> [Extrait du document]:
Alors que le paragraphe 3 de l'article 23 de la directive NIS 2, définit la notion d'« incident important », le premier alinéa de l'article 17 du présent projet de loi ne le définit pas.

Il convient également de noter qu'alors que le paragraphe 4 de l'article 23 de la directive définit quatre étapes de notification au CSIRT national en cas d'incident important - dans les 24 heures, dans les 72 heures, puis rapport intermédiaire et enfin rapport final - le premier alinéa de l'article 17 du présent projet de loi évoque uniquement une notification « sans retard injustifié », les modalités de cette notification et notamment ses délais étant renvoyés au niveau réglementaire.

2) Notification des incidents « importants » aux destinataires des services et au public

Pour prévenir un incident concernant une entité « essentielle » ou une entité « importante », ou pour faire face à un incident en cours, ou lorsque la divulgation de l'incident est dans l'intérêt public, le deuxième alinéa de l'article 17 autorise l'Anssi, après avoir consulté l'entité « essentielle » ou « importante » concernée, à exiger d'elle qu'elle informe le public de l'incident, ou le faire elle-même.

Il s'agit là d'une transposition fidèle du paragraphe 7 de l'article 23 de la directive NIS 2.

3) Obligation de notification des incidents « critiques » et des vulnérabilités « critiques » aux destinataires des services et au public

Le troisième alinéa de l'article 17 et les suivants prévoient que les entités « essentielles » et « importantes » doivent notifier « sans délai » aux destinataires de leurs services :

- les « incidents critiques » susceptibles de nuire à la fourniture de ces services ;

- les « vulnérabilités critiques » affectant leurs services ou les affectant potentiellement, ainsi que les mesures ou corrections, dès qu'elles en ont connaissance, que ces destinataires peuvent appliquer en réponse à cette vulnérabilité ou à cette menace.

La disposition relative aux « incidents critiques » paraît correspondre à la deuxième phrase du paragraphe 1 de l'article 23 de la directive qui dispose que « le cas échéant, les entités concernées notifient, sans retard injustifié, aux destinataires de leurs services les incidents importants susceptibles de nuire à la fourniture de ces services ».

> [Consignes]:
a. Traduisez en anglais cette phrase de l'extrait sur la directive NIS 2 : « Il s'agit là d'une transposition fidèle du paragraphe 7 de l'article 23 de la directive NIS 2. »
b. Reprenez le texte sur la transposition de la directive NIS 2 à la suite de sa dernière phrase et poursuivez-le.

[Listes d'éléments annotés]
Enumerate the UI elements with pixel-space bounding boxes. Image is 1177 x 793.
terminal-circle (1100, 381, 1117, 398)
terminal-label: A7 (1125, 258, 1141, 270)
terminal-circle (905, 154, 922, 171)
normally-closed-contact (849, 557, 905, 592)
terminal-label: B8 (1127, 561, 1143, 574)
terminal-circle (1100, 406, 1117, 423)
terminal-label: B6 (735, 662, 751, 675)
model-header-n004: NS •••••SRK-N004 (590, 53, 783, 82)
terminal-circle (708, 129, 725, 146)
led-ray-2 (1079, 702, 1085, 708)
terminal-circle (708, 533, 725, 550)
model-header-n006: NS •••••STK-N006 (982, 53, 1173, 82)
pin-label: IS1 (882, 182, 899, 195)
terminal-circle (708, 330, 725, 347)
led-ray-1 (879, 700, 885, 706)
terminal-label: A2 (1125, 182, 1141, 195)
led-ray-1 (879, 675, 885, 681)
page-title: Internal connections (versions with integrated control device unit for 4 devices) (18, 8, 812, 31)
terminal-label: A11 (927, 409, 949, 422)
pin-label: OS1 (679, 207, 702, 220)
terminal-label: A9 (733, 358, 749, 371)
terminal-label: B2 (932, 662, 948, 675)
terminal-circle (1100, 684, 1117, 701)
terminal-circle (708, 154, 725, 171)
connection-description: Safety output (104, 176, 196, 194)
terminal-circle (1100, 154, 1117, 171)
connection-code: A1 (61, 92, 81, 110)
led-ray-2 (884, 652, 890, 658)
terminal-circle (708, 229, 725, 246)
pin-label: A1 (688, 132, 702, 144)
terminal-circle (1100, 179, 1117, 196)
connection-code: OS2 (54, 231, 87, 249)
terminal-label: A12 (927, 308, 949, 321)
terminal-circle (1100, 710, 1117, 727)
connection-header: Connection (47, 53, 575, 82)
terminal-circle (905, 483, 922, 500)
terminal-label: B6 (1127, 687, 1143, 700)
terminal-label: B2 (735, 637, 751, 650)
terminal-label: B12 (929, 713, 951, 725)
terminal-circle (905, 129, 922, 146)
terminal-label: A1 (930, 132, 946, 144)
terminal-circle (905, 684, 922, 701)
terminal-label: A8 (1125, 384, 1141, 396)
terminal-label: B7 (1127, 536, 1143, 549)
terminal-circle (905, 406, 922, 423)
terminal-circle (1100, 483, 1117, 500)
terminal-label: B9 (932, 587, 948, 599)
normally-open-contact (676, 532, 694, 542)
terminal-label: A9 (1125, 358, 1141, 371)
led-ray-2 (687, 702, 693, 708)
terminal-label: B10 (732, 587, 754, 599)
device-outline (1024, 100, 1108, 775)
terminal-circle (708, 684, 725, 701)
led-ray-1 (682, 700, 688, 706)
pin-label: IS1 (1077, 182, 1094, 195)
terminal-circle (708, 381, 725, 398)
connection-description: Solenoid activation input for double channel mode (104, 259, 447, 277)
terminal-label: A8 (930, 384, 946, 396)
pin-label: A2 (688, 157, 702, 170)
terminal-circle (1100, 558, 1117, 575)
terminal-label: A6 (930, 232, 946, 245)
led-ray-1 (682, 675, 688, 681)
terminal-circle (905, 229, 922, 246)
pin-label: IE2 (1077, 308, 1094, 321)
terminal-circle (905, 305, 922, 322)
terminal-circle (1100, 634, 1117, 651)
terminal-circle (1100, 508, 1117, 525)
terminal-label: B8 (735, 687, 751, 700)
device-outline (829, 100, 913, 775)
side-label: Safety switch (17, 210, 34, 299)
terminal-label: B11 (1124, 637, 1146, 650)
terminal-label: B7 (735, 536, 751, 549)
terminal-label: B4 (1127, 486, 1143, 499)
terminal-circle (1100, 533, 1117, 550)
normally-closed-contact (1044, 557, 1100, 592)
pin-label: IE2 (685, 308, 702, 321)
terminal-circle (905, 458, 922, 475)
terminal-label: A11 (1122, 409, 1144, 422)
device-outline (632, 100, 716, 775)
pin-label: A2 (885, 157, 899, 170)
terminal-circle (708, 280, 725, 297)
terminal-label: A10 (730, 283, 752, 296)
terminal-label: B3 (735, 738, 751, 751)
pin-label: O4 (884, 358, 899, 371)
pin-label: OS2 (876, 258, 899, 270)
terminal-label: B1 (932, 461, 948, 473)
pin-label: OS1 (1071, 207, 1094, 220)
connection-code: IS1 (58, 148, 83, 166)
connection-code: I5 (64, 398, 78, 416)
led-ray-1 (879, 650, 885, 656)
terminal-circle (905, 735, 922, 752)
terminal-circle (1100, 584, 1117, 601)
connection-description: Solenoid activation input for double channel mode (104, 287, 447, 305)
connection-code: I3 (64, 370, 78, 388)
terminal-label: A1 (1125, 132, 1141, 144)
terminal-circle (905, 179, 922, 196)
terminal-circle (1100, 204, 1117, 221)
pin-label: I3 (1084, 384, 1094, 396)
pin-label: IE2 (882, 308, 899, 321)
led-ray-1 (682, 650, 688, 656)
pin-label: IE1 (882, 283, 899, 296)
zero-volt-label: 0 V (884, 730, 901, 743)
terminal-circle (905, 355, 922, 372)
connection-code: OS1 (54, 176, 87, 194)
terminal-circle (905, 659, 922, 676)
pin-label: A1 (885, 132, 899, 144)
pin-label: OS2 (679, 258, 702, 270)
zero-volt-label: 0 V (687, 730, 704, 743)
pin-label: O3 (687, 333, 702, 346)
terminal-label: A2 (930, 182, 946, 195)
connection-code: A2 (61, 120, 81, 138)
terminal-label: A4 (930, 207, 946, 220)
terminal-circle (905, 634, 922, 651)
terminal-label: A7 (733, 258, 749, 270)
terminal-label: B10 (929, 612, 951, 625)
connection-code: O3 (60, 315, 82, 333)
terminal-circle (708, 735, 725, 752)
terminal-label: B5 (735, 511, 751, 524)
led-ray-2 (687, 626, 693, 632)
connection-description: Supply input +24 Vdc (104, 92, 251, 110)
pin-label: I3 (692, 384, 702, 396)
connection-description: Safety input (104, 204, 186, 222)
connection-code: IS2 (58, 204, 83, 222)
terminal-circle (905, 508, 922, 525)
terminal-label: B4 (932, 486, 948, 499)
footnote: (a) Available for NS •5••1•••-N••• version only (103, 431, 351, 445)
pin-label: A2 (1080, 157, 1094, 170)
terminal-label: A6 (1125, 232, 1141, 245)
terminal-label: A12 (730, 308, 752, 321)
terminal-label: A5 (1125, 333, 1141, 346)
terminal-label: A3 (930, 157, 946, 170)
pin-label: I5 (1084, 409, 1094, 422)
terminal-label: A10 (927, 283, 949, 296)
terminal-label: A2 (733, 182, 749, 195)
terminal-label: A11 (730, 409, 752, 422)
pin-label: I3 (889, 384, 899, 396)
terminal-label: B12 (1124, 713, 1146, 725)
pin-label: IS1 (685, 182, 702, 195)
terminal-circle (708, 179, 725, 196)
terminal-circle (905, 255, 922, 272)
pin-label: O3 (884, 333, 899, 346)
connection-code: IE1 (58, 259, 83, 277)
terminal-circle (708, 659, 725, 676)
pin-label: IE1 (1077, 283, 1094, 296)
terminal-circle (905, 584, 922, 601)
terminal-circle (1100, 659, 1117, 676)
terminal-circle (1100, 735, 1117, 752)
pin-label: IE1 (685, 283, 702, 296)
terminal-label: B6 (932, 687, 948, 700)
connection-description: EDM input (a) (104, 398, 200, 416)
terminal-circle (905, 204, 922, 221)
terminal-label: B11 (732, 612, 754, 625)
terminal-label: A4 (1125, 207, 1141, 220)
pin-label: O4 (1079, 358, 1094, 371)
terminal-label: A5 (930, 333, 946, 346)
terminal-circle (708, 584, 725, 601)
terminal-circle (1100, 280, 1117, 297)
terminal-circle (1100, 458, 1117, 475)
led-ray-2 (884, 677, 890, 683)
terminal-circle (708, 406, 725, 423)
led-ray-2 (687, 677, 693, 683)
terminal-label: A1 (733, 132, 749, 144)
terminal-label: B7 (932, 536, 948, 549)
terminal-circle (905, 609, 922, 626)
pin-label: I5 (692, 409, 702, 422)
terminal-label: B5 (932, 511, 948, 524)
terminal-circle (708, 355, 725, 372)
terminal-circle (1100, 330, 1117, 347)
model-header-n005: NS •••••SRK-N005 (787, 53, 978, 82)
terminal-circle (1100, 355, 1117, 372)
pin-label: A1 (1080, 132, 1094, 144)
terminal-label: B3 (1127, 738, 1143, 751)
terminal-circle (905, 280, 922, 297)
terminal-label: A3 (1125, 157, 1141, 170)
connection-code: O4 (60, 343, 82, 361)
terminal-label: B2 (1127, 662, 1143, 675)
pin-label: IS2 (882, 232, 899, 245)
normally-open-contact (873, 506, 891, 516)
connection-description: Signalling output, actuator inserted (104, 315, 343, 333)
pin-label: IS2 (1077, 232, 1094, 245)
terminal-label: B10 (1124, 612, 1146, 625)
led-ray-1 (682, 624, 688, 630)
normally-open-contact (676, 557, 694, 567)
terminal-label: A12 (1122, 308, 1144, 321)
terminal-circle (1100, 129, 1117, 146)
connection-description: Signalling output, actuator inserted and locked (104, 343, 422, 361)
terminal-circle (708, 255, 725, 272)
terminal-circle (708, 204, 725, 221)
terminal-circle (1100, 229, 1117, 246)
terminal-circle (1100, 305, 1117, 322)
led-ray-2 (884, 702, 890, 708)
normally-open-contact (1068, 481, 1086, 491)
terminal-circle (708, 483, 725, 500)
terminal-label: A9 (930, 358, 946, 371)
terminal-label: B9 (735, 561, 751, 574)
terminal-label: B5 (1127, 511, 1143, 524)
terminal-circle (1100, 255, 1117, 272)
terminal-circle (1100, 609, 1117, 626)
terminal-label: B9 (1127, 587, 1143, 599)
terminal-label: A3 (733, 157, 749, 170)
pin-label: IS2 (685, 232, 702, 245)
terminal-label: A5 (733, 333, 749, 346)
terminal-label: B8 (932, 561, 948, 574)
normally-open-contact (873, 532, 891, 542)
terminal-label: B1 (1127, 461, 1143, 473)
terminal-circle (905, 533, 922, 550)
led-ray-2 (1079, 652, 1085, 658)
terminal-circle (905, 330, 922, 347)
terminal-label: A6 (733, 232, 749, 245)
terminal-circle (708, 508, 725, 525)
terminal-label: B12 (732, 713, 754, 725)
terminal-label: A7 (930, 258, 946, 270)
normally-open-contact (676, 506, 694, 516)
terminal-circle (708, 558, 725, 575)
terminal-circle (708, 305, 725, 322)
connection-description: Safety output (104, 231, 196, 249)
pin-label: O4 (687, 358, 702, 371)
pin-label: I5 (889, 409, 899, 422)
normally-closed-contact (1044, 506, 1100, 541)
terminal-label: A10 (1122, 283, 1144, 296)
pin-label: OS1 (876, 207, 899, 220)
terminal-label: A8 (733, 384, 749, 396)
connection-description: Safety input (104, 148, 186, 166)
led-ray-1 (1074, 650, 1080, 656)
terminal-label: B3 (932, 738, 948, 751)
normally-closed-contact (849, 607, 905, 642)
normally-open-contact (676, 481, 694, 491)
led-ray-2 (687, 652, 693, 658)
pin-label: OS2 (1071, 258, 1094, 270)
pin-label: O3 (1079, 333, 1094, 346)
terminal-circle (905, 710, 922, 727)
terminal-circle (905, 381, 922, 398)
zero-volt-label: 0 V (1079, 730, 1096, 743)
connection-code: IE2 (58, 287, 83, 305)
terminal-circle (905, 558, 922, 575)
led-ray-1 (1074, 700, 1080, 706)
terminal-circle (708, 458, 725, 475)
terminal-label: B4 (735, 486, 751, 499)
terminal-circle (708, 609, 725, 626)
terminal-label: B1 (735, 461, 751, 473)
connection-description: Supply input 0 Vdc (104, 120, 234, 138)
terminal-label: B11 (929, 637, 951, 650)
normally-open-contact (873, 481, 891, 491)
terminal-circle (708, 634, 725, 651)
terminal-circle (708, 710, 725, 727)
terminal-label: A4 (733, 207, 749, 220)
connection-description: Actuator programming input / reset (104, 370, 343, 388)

> [Réponses]:
a. This is a faithful transposition of paragraph 7 of Article 23 of the NIS 2 Directive.

b.
Le fait d'introduire la notion d'« incidents critiques » en lieu et place de la notion d' « incidents importants » prévue par la directive, et du reste reprise au premier alinéa du présent article 17, est toutefois source de complexité et de confusion.

La disposition relative aux « vulnérabilités critiques » paraît quant à elle correspondre au paragraphe 2 de l'article 23 de la directive qui dispose que « les États membres veillent à ce que les entités essentielles et importantes communiquent, sans retard injustifié, aux destinataires de leurs services qui sont potentiellement affectés par une cybermenace importante toutes les mesures ou corrections que ces destinataires peuvent appliquer en réponse à cette menace. Le cas échéant, les entités informent également ces destinataires de la cybermenace importante elle-même ».

Là encore, l'introduction de la notion de « vulnérabilité critique » alors que la directive porte celle de « cybermenace importante » n'est pas pleinement satisfaisante, même si la notion de « cybermenace » ne paraît guère adaptée d'un point de vue légistique.

Enfin, le troisième alinéa de l'article 17 évoque une notification « sans délai » là où la directive prévoit une notification « sans retard injustifié ». Cette différence ne peut être, une nouvelle fois, que source de difficultés.

4) Protection des secrets et des données personnelles

Les dispositions de l'article 17 prévoient que cette obligation de notification des incidents critiques et des vulnérabilités critiques ne s'étend toutefois pas aux informations dont la divulgation porterait atteinte aux intérêts de la défense et de la sécurité nationale.

En cas d'incident critique ou de vulnérabilité critique, les personnes auxquelles s'appliquent les dispositions du présent article 17 peuvent communiquer à l'Anssi la liste des destinataires de leurs services.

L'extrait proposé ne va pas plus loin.